Stated task
Lines that hold the word "Breast" should be located and copied.

[Items from a data source]
################

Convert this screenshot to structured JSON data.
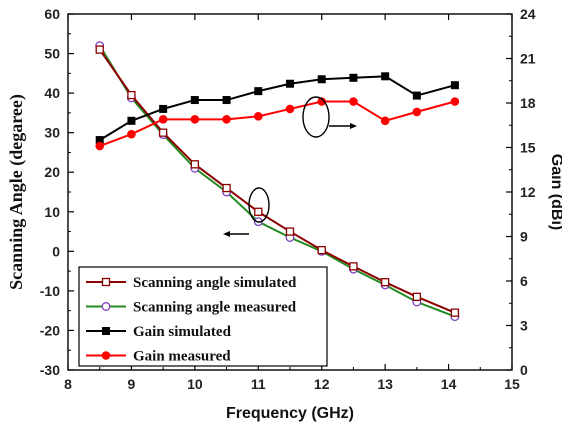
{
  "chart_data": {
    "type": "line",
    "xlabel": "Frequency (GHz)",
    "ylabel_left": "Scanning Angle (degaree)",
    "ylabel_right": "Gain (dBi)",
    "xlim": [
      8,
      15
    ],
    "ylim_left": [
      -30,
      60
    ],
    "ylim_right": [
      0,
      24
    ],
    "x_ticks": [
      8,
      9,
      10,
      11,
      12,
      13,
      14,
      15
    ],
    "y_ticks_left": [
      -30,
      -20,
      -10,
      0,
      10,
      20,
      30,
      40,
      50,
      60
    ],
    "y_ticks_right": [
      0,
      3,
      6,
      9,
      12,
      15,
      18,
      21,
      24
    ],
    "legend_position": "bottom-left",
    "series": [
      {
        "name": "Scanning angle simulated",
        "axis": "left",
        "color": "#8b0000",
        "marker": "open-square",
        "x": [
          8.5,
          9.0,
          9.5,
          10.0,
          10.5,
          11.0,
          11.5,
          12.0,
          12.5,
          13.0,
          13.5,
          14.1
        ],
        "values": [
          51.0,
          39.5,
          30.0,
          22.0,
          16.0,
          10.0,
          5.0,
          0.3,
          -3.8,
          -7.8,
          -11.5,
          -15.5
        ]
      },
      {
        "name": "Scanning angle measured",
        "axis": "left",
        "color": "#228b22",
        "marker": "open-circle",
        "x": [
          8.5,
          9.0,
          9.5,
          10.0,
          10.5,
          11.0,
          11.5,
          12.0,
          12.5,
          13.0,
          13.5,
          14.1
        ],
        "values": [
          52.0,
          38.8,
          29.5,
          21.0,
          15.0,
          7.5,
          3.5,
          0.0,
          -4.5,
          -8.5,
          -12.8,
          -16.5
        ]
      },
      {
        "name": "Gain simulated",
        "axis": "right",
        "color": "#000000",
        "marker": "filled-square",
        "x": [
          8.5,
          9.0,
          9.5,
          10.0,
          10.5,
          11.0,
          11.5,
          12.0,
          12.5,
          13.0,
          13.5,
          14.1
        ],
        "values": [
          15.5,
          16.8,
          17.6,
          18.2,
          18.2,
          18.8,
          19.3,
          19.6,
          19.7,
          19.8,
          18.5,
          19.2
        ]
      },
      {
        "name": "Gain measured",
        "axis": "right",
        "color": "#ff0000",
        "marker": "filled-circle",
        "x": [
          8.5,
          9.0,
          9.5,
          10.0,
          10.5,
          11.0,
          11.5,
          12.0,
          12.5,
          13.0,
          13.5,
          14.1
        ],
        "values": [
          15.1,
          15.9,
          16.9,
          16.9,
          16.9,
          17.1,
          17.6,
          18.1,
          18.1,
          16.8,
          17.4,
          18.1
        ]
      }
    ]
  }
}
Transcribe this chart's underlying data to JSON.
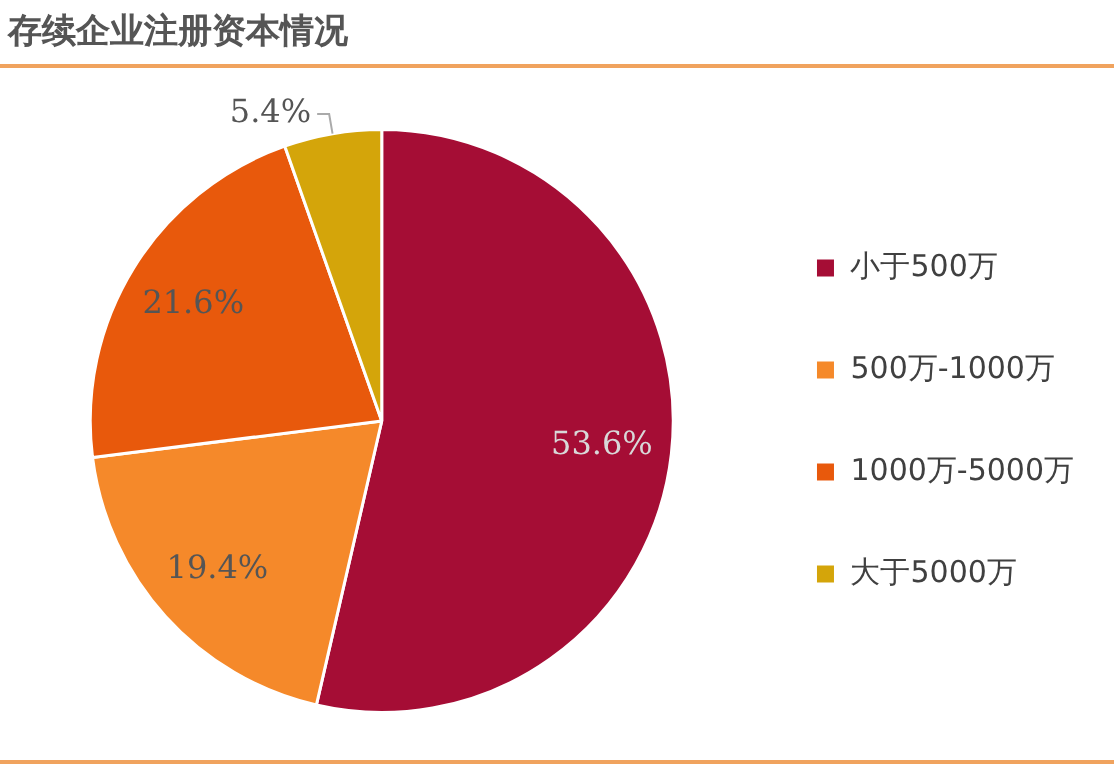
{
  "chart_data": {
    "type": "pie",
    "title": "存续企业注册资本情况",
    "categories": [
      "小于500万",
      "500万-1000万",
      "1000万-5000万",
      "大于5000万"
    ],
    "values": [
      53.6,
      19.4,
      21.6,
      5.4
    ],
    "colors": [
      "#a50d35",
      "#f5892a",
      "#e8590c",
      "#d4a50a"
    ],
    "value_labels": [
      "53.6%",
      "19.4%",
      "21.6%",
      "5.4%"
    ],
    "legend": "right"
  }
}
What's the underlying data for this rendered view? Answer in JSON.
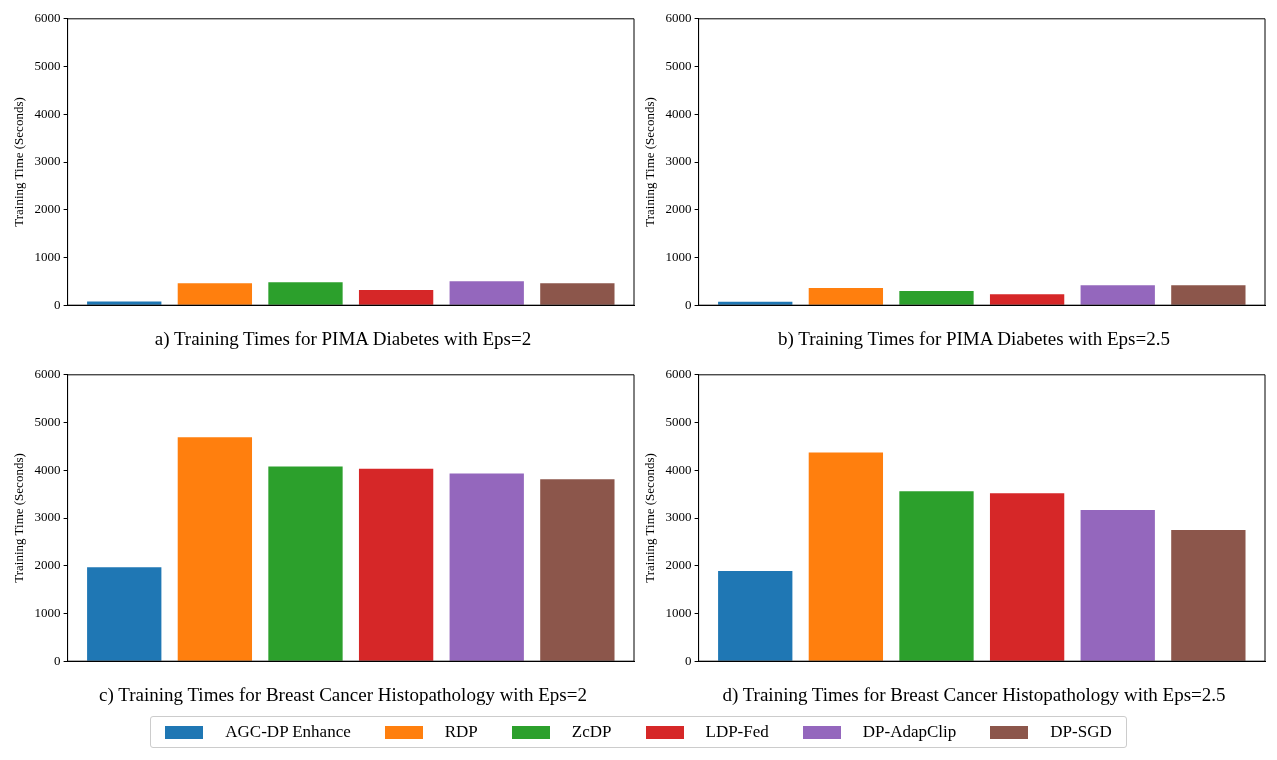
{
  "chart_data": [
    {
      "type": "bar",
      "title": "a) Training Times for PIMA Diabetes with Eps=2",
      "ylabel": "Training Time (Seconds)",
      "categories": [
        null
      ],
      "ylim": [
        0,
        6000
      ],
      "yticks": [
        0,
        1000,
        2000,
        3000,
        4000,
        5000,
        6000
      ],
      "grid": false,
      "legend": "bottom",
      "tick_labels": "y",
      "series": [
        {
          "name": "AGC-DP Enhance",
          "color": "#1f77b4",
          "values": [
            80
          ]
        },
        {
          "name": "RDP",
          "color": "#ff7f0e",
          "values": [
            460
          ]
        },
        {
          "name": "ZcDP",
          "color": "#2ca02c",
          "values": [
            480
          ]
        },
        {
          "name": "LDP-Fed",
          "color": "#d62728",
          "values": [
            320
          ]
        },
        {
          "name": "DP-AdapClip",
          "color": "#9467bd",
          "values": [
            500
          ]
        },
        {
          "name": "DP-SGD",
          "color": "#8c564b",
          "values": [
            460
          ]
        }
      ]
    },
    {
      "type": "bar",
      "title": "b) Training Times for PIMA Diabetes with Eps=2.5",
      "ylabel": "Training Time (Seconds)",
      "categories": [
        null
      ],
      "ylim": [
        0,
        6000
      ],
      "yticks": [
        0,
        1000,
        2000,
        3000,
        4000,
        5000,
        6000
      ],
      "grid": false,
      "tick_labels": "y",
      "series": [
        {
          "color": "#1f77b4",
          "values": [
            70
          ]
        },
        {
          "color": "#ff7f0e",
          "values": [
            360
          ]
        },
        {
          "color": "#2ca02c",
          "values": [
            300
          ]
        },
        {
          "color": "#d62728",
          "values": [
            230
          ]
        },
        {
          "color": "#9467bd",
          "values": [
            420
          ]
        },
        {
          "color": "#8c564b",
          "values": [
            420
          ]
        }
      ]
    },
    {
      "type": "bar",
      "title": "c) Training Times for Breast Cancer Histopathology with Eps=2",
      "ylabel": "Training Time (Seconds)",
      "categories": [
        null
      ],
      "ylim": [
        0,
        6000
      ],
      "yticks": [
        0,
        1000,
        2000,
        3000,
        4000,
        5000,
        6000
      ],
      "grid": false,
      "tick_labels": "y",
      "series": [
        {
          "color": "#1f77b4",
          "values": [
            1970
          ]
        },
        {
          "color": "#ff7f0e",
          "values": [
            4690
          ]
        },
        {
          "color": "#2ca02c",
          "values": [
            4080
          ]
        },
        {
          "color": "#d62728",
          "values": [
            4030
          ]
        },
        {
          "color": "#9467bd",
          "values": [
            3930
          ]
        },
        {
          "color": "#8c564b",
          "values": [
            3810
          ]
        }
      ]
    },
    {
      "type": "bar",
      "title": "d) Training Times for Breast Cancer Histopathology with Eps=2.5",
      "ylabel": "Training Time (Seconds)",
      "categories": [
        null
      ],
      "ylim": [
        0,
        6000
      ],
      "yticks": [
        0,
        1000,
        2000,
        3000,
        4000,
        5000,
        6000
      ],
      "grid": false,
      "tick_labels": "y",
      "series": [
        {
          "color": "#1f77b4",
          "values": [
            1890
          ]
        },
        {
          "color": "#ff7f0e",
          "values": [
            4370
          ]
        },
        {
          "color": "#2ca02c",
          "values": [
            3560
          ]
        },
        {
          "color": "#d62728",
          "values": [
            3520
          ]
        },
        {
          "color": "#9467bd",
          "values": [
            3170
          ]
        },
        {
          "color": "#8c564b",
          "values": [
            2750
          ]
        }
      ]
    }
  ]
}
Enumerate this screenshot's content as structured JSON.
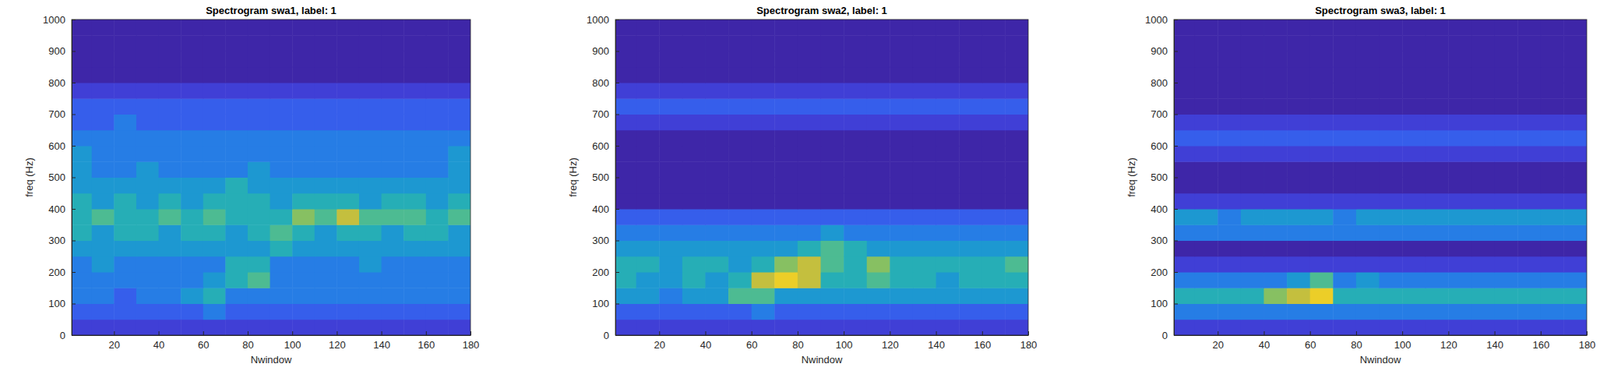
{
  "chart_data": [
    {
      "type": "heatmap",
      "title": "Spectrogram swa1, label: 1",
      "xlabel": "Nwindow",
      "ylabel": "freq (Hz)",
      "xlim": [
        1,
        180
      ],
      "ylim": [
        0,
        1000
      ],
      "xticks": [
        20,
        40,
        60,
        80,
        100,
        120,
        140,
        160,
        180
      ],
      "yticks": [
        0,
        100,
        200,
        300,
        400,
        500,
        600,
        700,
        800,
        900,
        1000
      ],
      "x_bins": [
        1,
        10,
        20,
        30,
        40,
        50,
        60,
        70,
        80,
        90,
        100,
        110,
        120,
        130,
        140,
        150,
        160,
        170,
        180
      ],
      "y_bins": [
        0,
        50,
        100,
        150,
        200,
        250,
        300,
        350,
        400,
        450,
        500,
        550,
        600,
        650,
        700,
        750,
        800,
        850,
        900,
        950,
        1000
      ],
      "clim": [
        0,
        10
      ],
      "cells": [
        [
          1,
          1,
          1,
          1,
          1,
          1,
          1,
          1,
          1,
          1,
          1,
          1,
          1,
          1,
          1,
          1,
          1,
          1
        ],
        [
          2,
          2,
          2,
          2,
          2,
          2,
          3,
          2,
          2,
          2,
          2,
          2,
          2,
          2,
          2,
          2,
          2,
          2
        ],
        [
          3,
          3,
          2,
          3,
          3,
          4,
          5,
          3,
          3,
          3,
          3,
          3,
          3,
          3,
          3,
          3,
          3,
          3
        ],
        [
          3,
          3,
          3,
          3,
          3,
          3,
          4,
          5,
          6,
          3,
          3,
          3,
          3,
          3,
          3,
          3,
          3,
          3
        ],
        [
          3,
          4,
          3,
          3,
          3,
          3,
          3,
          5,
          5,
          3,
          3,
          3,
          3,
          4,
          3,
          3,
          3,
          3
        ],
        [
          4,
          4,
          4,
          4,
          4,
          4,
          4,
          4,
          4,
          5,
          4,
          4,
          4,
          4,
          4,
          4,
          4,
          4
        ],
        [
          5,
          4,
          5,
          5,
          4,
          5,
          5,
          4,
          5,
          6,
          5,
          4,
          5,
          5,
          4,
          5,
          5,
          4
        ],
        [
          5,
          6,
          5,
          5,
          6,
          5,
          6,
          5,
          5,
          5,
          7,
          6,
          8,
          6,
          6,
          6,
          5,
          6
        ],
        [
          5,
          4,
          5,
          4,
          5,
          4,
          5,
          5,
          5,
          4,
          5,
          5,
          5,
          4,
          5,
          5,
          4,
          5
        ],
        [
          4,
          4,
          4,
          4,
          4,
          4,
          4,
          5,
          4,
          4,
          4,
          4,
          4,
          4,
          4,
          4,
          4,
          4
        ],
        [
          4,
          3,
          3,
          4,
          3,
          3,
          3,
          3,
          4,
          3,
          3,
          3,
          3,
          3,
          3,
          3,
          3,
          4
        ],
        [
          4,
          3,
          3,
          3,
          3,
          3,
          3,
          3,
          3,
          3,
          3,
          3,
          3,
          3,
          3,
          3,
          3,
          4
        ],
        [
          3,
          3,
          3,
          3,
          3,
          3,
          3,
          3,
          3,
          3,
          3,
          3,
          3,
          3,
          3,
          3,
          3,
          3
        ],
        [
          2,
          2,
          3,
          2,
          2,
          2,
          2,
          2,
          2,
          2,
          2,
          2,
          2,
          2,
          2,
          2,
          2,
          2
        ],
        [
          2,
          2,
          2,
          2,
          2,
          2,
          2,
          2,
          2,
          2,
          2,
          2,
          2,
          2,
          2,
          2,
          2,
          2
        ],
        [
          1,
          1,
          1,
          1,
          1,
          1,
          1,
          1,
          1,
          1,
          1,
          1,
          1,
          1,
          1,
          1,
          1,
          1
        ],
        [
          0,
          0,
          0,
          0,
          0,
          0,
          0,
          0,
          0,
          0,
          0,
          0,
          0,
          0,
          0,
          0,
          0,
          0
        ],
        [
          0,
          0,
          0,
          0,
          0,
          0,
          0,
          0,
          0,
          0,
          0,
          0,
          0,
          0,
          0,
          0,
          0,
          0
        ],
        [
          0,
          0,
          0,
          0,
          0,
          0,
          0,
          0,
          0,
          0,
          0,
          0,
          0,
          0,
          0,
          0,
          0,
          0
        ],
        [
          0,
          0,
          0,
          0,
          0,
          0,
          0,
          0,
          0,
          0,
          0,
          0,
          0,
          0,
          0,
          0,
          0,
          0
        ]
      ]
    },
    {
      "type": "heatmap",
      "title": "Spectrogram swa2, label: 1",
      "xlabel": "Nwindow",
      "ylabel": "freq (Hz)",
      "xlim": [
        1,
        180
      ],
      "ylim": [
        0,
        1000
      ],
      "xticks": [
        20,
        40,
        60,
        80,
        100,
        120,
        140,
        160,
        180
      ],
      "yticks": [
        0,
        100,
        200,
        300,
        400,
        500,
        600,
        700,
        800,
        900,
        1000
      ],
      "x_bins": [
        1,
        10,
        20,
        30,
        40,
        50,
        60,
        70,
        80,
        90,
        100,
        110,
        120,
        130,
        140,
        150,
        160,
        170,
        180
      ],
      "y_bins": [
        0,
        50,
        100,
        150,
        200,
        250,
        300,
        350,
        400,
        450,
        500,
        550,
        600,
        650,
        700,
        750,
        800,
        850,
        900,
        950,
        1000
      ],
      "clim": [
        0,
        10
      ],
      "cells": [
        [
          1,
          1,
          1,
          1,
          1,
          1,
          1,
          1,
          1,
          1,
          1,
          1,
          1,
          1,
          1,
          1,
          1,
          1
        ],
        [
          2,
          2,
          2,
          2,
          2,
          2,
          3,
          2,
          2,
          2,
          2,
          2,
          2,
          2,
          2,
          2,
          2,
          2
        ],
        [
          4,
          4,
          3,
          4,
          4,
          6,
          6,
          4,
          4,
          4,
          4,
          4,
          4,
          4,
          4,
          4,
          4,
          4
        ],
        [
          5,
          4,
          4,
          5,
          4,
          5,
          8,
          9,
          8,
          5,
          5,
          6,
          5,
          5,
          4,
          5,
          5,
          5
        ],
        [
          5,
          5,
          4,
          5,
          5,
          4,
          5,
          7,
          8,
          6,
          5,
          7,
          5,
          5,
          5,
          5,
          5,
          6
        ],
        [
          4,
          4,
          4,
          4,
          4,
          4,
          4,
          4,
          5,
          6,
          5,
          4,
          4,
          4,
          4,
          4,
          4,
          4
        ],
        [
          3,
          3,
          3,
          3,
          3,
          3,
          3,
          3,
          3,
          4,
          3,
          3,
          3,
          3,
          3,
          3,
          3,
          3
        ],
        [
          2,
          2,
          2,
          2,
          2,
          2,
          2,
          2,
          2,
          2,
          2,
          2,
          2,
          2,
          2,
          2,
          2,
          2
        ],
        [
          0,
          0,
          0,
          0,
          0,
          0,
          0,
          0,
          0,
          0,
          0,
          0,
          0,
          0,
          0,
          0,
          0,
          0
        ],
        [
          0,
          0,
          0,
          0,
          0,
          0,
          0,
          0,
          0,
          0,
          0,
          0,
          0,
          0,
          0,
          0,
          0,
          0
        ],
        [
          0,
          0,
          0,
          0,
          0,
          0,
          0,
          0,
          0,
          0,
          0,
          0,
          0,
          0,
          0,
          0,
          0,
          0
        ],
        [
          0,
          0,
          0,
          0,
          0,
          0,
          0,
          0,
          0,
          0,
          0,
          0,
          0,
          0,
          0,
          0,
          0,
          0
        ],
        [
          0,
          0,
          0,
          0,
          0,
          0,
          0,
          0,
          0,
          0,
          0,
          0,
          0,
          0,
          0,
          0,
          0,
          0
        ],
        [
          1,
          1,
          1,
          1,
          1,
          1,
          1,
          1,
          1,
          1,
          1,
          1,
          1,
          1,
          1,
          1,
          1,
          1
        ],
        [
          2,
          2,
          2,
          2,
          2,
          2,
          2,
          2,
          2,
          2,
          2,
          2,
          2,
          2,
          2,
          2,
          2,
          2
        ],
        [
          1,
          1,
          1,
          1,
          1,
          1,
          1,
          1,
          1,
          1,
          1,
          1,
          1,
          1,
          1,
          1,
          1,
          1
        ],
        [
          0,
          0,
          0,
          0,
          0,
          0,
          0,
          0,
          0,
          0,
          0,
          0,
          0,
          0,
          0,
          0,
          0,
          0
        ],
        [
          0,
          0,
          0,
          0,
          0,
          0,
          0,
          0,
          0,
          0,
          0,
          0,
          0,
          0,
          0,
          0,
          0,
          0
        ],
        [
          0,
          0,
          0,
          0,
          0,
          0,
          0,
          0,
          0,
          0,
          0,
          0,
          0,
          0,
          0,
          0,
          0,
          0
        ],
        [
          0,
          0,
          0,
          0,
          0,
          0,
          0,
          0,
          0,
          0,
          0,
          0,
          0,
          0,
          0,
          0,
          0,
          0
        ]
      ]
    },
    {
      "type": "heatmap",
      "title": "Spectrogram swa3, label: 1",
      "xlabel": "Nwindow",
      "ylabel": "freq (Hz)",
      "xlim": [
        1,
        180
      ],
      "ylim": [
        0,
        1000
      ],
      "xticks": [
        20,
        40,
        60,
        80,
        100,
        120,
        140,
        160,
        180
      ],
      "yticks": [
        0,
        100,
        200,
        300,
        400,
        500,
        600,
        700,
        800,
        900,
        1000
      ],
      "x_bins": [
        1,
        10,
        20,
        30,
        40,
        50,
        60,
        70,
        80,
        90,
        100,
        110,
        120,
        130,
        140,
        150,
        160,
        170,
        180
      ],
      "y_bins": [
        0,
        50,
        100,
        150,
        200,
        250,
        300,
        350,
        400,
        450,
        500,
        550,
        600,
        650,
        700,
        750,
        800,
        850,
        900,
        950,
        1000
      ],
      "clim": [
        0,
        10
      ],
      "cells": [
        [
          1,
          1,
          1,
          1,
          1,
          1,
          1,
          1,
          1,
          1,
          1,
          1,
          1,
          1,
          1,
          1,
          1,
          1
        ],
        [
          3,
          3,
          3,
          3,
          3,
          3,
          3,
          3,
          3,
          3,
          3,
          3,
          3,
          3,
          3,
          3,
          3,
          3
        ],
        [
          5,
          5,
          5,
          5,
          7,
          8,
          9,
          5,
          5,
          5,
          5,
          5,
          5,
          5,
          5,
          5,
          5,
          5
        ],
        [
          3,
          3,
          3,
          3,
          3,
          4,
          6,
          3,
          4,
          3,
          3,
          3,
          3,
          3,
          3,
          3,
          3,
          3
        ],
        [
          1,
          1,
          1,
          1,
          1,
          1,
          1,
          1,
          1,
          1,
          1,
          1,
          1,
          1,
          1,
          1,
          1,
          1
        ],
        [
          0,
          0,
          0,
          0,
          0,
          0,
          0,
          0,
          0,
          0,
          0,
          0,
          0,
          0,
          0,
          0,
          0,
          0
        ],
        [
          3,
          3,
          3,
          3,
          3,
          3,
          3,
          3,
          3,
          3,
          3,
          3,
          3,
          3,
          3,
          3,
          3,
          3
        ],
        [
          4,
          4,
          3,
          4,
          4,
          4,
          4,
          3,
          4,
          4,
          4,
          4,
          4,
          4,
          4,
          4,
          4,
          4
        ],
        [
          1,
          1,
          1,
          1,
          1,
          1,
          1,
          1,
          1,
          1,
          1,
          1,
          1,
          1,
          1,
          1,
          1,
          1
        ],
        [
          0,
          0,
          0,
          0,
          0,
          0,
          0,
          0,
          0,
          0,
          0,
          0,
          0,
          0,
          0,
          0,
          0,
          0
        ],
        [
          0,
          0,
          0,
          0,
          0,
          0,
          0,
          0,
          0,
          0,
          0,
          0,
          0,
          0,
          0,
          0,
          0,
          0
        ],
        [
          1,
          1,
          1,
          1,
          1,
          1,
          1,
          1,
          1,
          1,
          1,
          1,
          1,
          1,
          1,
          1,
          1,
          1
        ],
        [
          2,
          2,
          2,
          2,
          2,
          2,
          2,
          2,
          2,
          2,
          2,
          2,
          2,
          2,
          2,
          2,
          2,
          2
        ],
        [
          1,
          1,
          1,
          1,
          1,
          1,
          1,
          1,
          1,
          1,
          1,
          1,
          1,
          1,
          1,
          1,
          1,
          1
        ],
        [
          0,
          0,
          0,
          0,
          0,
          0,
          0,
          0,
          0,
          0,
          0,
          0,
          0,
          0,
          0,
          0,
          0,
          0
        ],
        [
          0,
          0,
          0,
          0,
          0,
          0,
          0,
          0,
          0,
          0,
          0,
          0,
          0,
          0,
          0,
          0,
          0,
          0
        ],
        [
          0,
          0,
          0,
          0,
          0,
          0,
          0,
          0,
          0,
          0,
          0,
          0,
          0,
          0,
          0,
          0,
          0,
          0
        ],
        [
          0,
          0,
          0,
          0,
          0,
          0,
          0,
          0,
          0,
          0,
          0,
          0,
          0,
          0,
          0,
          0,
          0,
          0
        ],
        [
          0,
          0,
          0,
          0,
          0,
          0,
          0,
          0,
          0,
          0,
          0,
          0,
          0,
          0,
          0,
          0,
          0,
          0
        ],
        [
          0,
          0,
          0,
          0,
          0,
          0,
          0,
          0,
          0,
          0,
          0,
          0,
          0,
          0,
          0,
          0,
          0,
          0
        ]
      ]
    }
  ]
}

################

Worked answer
      "title": "c) Training Times for Breast Cancer Histopathology with Eps=2",
      "title": "d) Training Times for Breast Cancer Histopathology with Eps=2.5",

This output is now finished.